# Direction
Only the pictures stay out; every record is to be quoted exactly.

*** Entries provided ***

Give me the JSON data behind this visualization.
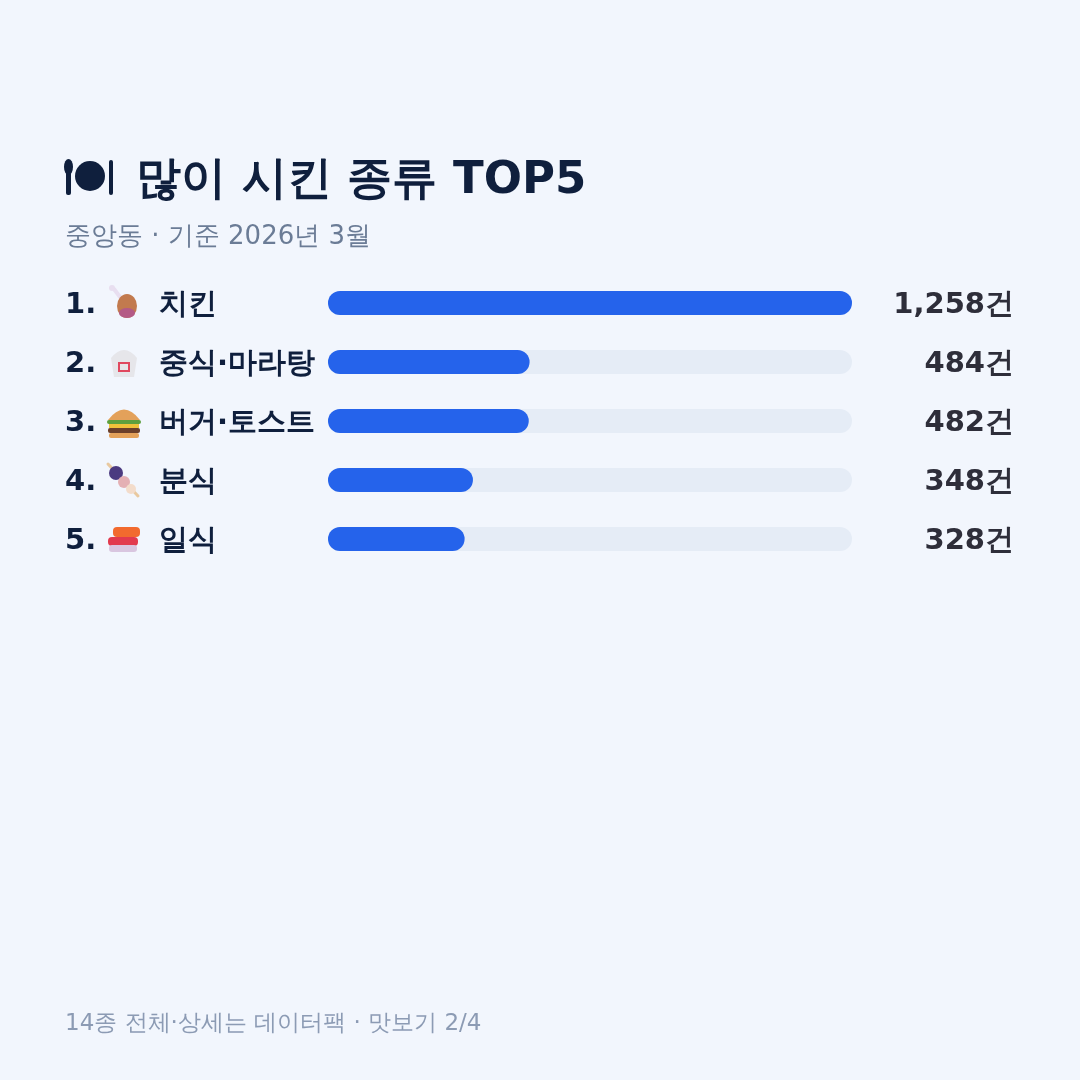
{
  "chart_data": {
    "type": "bar",
    "orientation": "horizontal",
    "title": "많이 시킨 종류 TOP5",
    "subtitle": "중앙동 · 기준 2026년 3월",
    "categories": [
      "1. 치킨",
      "2. 중식·마라탕",
      "3. 버거·토스트",
      "4. 분식",
      "5. 일식"
    ],
    "values": [
      1258,
      484,
      482,
      348,
      328
    ],
    "value_labels": [
      "1,258건",
      "484건",
      "482건",
      "348건",
      "328건"
    ],
    "color": "#2563eb",
    "annotations": [
      "14종 전체·상세는 데이터팩 · 맛보기 2/4"
    ]
  }
}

***

# Expected output
Give me the JSON data behind this visualization.
{
  "chart_data": {
    "type": "bar",
    "orientation": "horizontal",
    "title": "많이 시킨 종류 TOP5",
    "subtitle": "중앙동 · 기준 2026년 3월",
    "categories": [
      "1. 치킨",
      "2. 중식·마라탕",
      "3. 버거·토스트",
      "4. 분식",
      "5. 일식"
    ],
    "values": [
      1258,
      484,
      482,
      348,
      328
    ],
    "value_labels": [
      "1,258건",
      "484건",
      "482건",
      "348건",
      "328건"
    ],
    "color": "#2563eb",
    "annotations": [
      "14종 전체·상세는 데이터팩 · 맛보기 2/4"
    ]
  }
}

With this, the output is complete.